--- start ---

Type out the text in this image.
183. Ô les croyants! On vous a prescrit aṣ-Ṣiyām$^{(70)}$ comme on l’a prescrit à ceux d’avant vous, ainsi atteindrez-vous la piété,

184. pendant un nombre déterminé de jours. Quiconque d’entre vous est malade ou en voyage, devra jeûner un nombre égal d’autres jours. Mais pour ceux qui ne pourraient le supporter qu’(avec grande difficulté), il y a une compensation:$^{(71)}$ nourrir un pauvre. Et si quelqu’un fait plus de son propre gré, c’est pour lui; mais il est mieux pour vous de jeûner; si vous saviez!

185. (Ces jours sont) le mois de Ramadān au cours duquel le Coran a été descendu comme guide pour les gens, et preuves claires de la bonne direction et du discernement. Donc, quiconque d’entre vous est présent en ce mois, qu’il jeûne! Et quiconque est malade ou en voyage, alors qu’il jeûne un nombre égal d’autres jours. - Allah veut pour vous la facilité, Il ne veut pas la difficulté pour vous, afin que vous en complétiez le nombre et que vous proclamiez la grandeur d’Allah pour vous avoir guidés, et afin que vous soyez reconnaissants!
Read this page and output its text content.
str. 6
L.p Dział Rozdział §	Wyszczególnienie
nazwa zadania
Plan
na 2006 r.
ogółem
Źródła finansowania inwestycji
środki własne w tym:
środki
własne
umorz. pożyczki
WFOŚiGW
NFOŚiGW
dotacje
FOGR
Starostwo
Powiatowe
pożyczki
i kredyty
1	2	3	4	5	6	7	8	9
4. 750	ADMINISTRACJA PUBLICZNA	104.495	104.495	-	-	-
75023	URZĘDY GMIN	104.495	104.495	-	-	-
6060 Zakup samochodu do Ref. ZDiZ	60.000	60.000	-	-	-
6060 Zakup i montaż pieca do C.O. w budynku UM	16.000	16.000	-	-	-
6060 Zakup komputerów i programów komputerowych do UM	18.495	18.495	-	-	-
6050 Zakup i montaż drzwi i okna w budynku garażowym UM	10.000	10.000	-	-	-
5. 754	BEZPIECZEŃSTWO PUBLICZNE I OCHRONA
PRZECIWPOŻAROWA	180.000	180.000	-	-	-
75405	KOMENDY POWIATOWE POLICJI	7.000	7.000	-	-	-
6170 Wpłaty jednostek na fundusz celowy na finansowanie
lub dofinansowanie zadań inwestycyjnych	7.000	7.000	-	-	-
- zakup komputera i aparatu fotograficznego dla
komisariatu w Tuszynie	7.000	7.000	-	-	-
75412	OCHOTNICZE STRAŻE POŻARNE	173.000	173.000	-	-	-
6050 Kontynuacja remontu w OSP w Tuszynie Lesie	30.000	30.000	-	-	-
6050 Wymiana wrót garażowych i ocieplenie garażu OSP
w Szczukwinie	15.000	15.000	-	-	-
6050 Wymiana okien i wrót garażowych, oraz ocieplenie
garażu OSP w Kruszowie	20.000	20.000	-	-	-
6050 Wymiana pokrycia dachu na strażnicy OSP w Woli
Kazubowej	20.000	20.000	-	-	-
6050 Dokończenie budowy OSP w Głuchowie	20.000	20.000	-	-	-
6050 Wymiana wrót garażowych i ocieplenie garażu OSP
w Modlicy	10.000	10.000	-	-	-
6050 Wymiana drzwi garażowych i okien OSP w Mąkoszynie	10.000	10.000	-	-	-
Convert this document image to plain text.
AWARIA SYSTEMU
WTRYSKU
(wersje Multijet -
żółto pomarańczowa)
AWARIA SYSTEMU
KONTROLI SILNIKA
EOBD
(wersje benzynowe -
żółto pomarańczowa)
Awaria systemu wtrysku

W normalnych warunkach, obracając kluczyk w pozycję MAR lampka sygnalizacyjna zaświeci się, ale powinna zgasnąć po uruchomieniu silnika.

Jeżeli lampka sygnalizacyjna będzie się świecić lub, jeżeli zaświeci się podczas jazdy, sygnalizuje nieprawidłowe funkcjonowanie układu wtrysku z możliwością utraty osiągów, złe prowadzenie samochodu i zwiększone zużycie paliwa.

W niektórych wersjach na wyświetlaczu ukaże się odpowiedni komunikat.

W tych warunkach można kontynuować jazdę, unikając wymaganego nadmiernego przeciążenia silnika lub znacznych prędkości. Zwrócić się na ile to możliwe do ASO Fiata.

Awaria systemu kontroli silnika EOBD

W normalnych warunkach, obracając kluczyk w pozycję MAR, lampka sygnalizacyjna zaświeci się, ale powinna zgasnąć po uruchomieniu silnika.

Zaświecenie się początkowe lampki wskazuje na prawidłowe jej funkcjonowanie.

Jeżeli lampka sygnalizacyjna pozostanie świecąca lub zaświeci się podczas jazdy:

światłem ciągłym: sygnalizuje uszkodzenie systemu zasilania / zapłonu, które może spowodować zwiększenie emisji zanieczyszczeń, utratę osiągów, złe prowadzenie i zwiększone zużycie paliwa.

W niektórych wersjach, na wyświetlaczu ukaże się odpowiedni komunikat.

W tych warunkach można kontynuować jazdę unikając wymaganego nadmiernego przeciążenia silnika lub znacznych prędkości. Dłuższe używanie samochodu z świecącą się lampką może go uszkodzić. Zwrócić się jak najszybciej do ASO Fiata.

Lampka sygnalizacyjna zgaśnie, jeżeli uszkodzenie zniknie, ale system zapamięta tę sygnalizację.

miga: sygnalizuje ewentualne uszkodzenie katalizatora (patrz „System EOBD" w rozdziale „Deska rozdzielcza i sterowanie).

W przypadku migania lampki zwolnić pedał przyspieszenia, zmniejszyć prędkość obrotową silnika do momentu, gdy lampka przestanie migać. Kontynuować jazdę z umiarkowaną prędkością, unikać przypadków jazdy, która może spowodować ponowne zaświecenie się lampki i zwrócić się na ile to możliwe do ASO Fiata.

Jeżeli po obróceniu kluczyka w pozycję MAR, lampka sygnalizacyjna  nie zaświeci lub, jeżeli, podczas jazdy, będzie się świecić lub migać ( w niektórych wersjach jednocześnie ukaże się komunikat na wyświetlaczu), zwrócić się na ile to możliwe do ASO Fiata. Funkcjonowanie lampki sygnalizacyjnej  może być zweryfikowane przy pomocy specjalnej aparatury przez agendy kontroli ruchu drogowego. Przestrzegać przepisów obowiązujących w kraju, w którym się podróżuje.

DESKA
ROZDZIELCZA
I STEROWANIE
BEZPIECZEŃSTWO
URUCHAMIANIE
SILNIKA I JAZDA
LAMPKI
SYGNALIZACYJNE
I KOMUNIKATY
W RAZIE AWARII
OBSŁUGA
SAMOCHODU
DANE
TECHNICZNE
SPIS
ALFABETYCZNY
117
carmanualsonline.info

--- end ---

TASK TO COMPLETE → Output all preceding records character for character.

RESULT →
Type out the text in this image.
183. Ô les croyants! On vous a prescrit aṣ-Ṣiyām$^{(70)}$ comme on l’a prescrit à ceux d’avant vous, ainsi atteindrez-vous la piété,

184. pendant un nombre déterminé de jours. Quiconque d’entre vous est malade ou en voyage, devra jeûner un nombre égal d’autres jours. Mais pour ceux qui ne pourraient le supporter qu’(avec grande difficulté), il y a une compensation:$^{(71)}$ nourrir un pauvre. Et si quelqu’un fait plus de son propre gré, c’est pour lui; mais il est mieux pour vous de jeûner; si vous saviez!

185. (Ces jours sont) le mois de Ramadān au cours duquel le Coran a été descendu comme guide pour les gens, et preuves claires de la bonne direction et du discernement. Donc, quiconque d’entre vous est présent en ce mois, qu’il jeûne! Et quiconque est malade ou en voyage, alors qu’il jeûne un nombre égal d’autres jours. - Allah veut pour vous la facilité, Il ne veut pas la difficulté pour vous, afin que vous en complétiez le nombre et que vous proclamiez la grandeur d’Allah pour vous avoir guidés, et afin que vous soyez reconnaissants!
Read this page and output its text content.
str. 6
L.p Dział Rozdział §	Wyszczególnienie
nazwa zadania
Plan
na 2006 r.
ogółem
Źródła finansowania inwestycji
środki własne w tym:
środki
własne
umorz. pożyczki
WFOŚiGW
NFOŚiGW
dotacje
FOGR
Starostwo
Powiatowe
pożyczki
i kredyty
1	2	3	4	5	6	7	8	9
4. 750	ADMINISTRACJA PUBLICZNA	104.495	104.495	-	-	-
75023	URZĘDY GMIN	104.495	104.495	-	-	-
6060 Zakup samochodu do Ref. ZDiZ	60.000	60.000	-	-	-
6060 Zakup i montaż pieca do C.O. w budynku UM	16.000	16.000	-	-	-
6060 Zakup komputerów i programów komputerowych do UM	18.495	18.495	-	-	-
6050 Zakup i montaż drzwi i okna w budynku garażowym UM	10.000	10.000	-	-	-
5. 754	BEZPIECZEŃSTWO PUBLICZNE I OCHRONA
PRZECIWPOŻAROWA	180.000	180.000	-	-	-
75405	KOMENDY POWIATOWE POLICJI	7.000	7.000	-	-	-
6170 Wpłaty jednostek na fundusz celowy na finansowanie
lub dofinansowanie zadań inwestycyjnych	7.000	7.000	-	-	-
- zakup komputera i aparatu fotograficznego dla
komisariatu w Tuszynie	7.000	7.000	-	-	-
75412	OCHOTNICZE STRAŻE POŻARNE	173.000	173.000	-	-	-
6050 Kontynuacja remontu w OSP w Tuszynie Lesie	30.000	30.000	-	-	-
6050 Wymiana wrót garażowych i ocieplenie garażu OSP
w Szczukwinie	15.000	15.000	-	-	-
6050 Wymiana okien i wrót garażowych, oraz ocieplenie
garażu OSP w Kruszowie	20.000	20.000	-	-	-
6050 Wymiana pokrycia dachu na strażnicy OSP w Woli
Kazubowej	20.000	20.000	-	-	-
6050 Dokończenie budowy OSP w Głuchowie	20.000	20.000	-	-	-
6050 Wymiana wrót garażowych i ocieplenie garażu OSP
w Modlicy	10.000	10.000	-	-	-
6050 Wymiana drzwi garażowych i okien OSP w Mąkoszynie	10.000	10.000	-	-	-
Convert this document image to plain text.
AWARIA SYSTEMU
WTRYSKU
(wersje Multijet -
żółto pomarańczowa)
AWARIA SYSTEMU
KONTROLI SILNIKA
EOBD
(wersje benzynowe -
żółto pomarańczowa)
Awaria systemu wtrysku

W normalnych warunkach, obracając kluczyk w pozycję MAR lampka sygnalizacyjna zaświeci się, ale powinna zgasnąć po uruchomieniu silnika.

Jeżeli lampka sygnalizacyjna będzie się świecić lub, jeżeli zaświeci się podczas jazdy, sygnalizuje nieprawidłowe funkcjonowanie układu wtrysku z możliwością utraty osiągów, złe prowadzenie samochodu i zwiększone zużycie paliwa.

W niektórych wersjach na wyświetlaczu ukaże się odpowiedni komunikat.

W tych warunkach można kontynuować jazdę, unikając wymaganego nadmiernego przeciążenia silnika lub znacznych prędkości. Zwrócić się na ile to możliwe do ASO Fiata.

Awaria systemu kontroli silnika EOBD

W normalnych warunkach, obracając kluczyk w pozycję MAR, lampka sygnalizacyjna zaświeci się, ale powinna zgasnąć po uruchomieniu silnika.

Zaświecenie się początkowe lampki wskazuje na prawidłowe jej funkcjonowanie.

Jeżeli lampka sygnalizacyjna pozostanie świecąca lub zaświeci się podczas jazdy:

światłem ciągłym: sygnalizuje uszkodzenie systemu zasilania / zapłonu, które może spowodować zwiększenie emisji zanieczyszczeń, utratę osiągów, złe prowadzenie i zwiększone zużycie paliwa.

W niektórych wersjach, na wyświetlaczu ukaże się odpowiedni komunikat.

W tych warunkach można kontynuować jazdę unikając wymaganego nadmiernego przeciążenia silnika lub znacznych prędkości. Dłuższe używanie samochodu z świecącą się lampką może go uszkodzić. Zwrócić się jak najszybciej do ASO Fiata.

Lampka sygnalizacyjna zgaśnie, jeżeli uszkodzenie zniknie, ale system zapamięta tę sygnalizację.

miga: sygnalizuje ewentualne uszkodzenie katalizatora (patrz „System EOBD" w rozdziale „Deska rozdzielcza i sterowanie).

W przypadku migania lampki zwolnić pedał przyspieszenia, zmniejszyć prędkość obrotową silnika do momentu, gdy lampka przestanie migać. Kontynuować jazdę z umiarkowaną prędkością, unikać przypadków jazdy, która może spowodować ponowne zaświecenie się lampki i zwrócić się na ile to możliwe do ASO Fiata.

Jeżeli po obróceniu kluczyka w pozycję MAR, lampka sygnalizacyjna  nie zaświeci lub, jeżeli, podczas jazdy, będzie się świecić lub migać ( w niektórych wersjach jednocześnie ukaże się komunikat na wyświetlaczu), zwrócić się na ile to możliwe do ASO Fiata. Funkcjonowanie lampki sygnalizacyjnej  może być zweryfikowane przy pomocy specjalnej aparatury przez agendy kontroli ruchu drogowego. Przestrzegać przepisów obowiązujących w kraju, w którym się podróżuje.

DESKA
ROZDZIELCZA
I STEROWANIE
BEZPIECZEŃSTWO
URUCHAMIANIE
SILNIKA I JAZDA
LAMPKI
SYGNALIZACYJNE
I KOMUNIKATY
W RAZIE AWARII
OBSŁUGA
SAMOCHODU
DANE
TECHNICZNE
SPIS
ALFABETYCZNY
117
carmanualsonline.info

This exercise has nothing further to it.